§ WORK INSTRUCTIONS
Find every line below that contains the word "Buscar" and copy it out.
-------- DATASET EXTRACT
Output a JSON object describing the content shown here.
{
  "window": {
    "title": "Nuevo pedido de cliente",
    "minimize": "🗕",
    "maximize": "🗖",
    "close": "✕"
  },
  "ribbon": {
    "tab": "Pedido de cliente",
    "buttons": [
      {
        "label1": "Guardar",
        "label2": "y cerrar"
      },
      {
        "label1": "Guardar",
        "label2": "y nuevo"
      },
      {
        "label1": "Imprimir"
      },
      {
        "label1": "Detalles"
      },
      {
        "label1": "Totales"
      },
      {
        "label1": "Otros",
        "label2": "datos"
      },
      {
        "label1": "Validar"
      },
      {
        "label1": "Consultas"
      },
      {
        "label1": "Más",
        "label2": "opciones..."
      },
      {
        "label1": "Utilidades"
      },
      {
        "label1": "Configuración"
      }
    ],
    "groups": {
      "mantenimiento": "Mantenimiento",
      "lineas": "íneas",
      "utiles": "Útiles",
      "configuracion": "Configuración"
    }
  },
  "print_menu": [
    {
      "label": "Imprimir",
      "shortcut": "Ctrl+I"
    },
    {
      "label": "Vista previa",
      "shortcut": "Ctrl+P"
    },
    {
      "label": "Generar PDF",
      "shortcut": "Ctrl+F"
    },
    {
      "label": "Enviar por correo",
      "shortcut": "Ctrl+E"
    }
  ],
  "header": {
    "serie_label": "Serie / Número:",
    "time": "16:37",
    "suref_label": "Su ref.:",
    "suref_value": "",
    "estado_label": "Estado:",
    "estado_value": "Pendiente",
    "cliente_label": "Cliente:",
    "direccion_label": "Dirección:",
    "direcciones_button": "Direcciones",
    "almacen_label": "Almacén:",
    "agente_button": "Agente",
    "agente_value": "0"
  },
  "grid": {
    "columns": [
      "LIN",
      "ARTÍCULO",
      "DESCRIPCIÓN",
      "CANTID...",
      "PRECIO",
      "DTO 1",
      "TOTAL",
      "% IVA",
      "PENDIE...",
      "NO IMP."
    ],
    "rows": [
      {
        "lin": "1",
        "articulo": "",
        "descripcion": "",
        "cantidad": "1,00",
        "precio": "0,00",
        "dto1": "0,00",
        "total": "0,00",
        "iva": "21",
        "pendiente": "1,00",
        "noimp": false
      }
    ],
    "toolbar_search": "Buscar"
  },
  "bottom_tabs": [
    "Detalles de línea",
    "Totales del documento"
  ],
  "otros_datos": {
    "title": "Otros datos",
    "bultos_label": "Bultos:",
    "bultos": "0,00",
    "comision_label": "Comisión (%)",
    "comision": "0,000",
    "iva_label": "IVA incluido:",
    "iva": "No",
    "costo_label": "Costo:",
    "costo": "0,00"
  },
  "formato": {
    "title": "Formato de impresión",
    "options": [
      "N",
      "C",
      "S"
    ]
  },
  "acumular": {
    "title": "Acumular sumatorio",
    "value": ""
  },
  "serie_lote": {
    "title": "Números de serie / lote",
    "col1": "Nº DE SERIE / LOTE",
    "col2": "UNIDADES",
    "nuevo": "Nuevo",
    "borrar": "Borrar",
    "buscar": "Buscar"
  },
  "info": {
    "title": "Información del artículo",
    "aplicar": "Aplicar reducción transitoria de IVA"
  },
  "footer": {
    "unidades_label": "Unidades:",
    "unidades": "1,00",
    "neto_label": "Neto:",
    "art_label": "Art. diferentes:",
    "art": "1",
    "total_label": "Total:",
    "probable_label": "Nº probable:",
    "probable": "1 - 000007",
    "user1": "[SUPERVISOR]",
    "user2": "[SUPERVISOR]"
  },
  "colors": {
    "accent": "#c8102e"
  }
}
----------------
§ FINAL ANSWER
    "toolbar_search": "Buscar"
    "buscar": "Buscar"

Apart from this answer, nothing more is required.